***** Information given

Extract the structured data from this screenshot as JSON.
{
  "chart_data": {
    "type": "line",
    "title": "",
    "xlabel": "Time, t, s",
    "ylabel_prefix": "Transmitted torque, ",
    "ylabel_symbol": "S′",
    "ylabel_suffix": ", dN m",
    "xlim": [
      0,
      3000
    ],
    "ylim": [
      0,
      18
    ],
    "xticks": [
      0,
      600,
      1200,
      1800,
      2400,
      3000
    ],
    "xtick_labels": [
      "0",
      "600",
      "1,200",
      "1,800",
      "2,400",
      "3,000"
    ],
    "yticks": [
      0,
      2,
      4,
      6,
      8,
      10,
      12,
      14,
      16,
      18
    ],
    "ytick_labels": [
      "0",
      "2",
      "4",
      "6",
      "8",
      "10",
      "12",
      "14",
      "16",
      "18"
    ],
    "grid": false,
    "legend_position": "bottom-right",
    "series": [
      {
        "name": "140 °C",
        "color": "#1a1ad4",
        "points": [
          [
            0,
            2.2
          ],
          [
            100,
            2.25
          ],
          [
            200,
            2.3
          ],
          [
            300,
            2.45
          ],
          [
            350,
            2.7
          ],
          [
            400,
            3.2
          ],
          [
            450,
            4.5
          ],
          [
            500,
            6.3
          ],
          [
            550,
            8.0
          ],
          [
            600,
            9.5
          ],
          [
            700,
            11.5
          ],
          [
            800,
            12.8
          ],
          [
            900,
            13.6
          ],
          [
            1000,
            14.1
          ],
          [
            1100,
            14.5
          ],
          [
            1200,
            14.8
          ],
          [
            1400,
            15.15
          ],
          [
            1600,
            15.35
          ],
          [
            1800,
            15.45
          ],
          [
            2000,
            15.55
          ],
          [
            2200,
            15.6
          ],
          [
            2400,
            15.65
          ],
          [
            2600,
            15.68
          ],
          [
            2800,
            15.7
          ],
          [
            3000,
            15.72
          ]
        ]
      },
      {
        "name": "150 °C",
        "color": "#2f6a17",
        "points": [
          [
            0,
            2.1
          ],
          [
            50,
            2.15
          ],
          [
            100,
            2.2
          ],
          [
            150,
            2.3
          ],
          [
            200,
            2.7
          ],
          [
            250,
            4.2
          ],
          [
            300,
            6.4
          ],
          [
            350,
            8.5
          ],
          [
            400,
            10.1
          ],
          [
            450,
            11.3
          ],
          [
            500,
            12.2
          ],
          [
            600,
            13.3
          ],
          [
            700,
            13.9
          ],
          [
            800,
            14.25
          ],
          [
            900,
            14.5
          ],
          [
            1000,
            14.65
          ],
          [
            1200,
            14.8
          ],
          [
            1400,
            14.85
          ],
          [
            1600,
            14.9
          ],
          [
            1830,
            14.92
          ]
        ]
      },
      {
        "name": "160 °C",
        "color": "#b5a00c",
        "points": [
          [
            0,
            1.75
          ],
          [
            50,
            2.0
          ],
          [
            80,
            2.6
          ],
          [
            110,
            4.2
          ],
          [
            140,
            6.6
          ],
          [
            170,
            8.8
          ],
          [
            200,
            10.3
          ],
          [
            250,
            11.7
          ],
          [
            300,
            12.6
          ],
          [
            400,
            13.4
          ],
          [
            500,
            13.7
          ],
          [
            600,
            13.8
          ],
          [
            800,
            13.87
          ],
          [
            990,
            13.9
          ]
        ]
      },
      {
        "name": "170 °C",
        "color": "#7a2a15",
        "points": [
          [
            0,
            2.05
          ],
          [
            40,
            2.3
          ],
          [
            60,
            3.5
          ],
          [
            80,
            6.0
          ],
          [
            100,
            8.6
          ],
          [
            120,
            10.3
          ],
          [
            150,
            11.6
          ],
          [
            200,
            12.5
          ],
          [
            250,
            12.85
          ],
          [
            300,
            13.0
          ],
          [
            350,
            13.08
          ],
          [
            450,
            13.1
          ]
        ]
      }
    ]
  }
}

**********

### What the task asks
Extract every record. Keep wording exact.

### Output below
Extract the structured data from this screenshot as JSON.
{
  "chart_data": {
    "type": "line",
    "title": "",
    "xlabel": "Time, t, s",
    "ylabel_prefix": "Transmitted torque, ",
    "ylabel_symbol": "S′",
    "ylabel_suffix": ", dN m",
    "xlim": [
      0,
      3000
    ],
    "ylim": [
      0,
      18
    ],
    "xticks": [
      0,
      600,
      1200,
      1800,
      2400,
      3000
    ],
    "xtick_labels": [
      "0",
      "600",
      "1,200",
      "1,800",
      "2,400",
      "3,000"
    ],
    "yticks": [
      0,
      2,
      4,
      6,
      8,
      10,
      12,
      14,
      16,
      18
    ],
    "ytick_labels": [
      "0",
      "2",
      "4",
      "6",
      "8",
      "10",
      "12",
      "14",
      "16",
      "18"
    ],
    "grid": false,
    "legend_position": "bottom-right",
    "series": [
      {
        "name": "140 °C",
        "color": "#1a1ad4",
        "points": [
          [
            0,
            2.2
          ],
          [
            100,
            2.25
          ],
          [
            200,
            2.3
          ],
          [
            300,
            2.45
          ],
          [
            350,
            2.7
          ],
          [
            400,
            3.2
          ],
          [
            450,
            4.5
          ],
          [
            500,
            6.3
          ],
          [
            550,
            8.0
          ],
          [
            600,
            9.5
          ],
          [
            700,
            11.5
          ],
          [
            800,
            12.8
          ],
          [
            900,
            13.6
          ],
          [
            1000,
            14.1
          ],
          [
            1100,
            14.5
          ],
          [
            1200,
            14.8
          ],
          [
            1400,
            15.15
          ],
          [
            1600,
            15.35
          ],
          [
            1800,
            15.45
          ],
          [
            2000,
            15.55
          ],
          [
            2200,
            15.6
          ],
          [
            2400,
            15.65
          ],
          [
            2600,
            15.68
          ],
          [
            2800,
            15.7
          ],
          [
            3000,
            15.72
          ]
        ]
      },
      {
        "name": "150 °C",
        "color": "#2f6a17",
        "points": [
          [
            0,
            2.1
          ],
          [
            50,
            2.15
          ],
          [
            100,
            2.2
          ],
          [
            150,
            2.3
          ],
          [
            200,
            2.7
          ],
          [
            250,
            4.2
          ],
          [
            300,
            6.4
          ],
          [
            350,
            8.5
          ],
          [
            400,
            10.1
          ],
          [
            450,
            11.3
          ],
          [
            500,
            12.2
          ],
          [
            600,
            13.3
          ],
          [
            700,
            13.9
          ],
          [
            800,
            14.25
          ],
          [
            900,
            14.5
          ],
          [
            1000,
            14.65
          ],
          [
            1200,
            14.8
          ],
          [
            1400,
            14.85
          ],
          [
            1600,
            14.9
          ],
          [
            1830,
            14.92
          ]
        ]
      },
      {
        "name": "160 °C",
        "color": "#b5a00c",
        "points": [
          [
            0,
            1.75
          ],
          [
            50,
            2.0
          ],
          [
            80,
            2.6
          ],
          [
            110,
            4.2
          ],
          [
            140,
            6.6
          ],
          [
            170,
            8.8
          ],
          [
            200,
            10.3
          ],
          [
            250,
            11.7
          ],
          [
            300,
            12.6
          ],
          [
            400,
            13.4
          ],
          [
            500,
            13.7
          ],
          [
            600,
            13.8
          ],
          [
            800,
            13.87
          ],
          [
            990,
            13.9
          ]
        ]
      },
      {
        "name": "170 °C",
        "color": "#7a2a15",
        "points": [
          [
            0,
            2.05
          ],
          [
            40,
            2.3
          ],
          [
            60,
            3.5
          ],
          [
            80,
            6.0
          ],
          [
            100,
            8.6
          ],
          [
            120,
            10.3
          ],
          [
            150,
            11.6
          ],
          [
            200,
            12.5
          ],
          [
            250,
            12.85
          ],
          [
            300,
            13.0
          ],
          [
            350,
            13.08
          ],
          [
            450,
            13.1
          ]
        ]
      }
    ]
  }
}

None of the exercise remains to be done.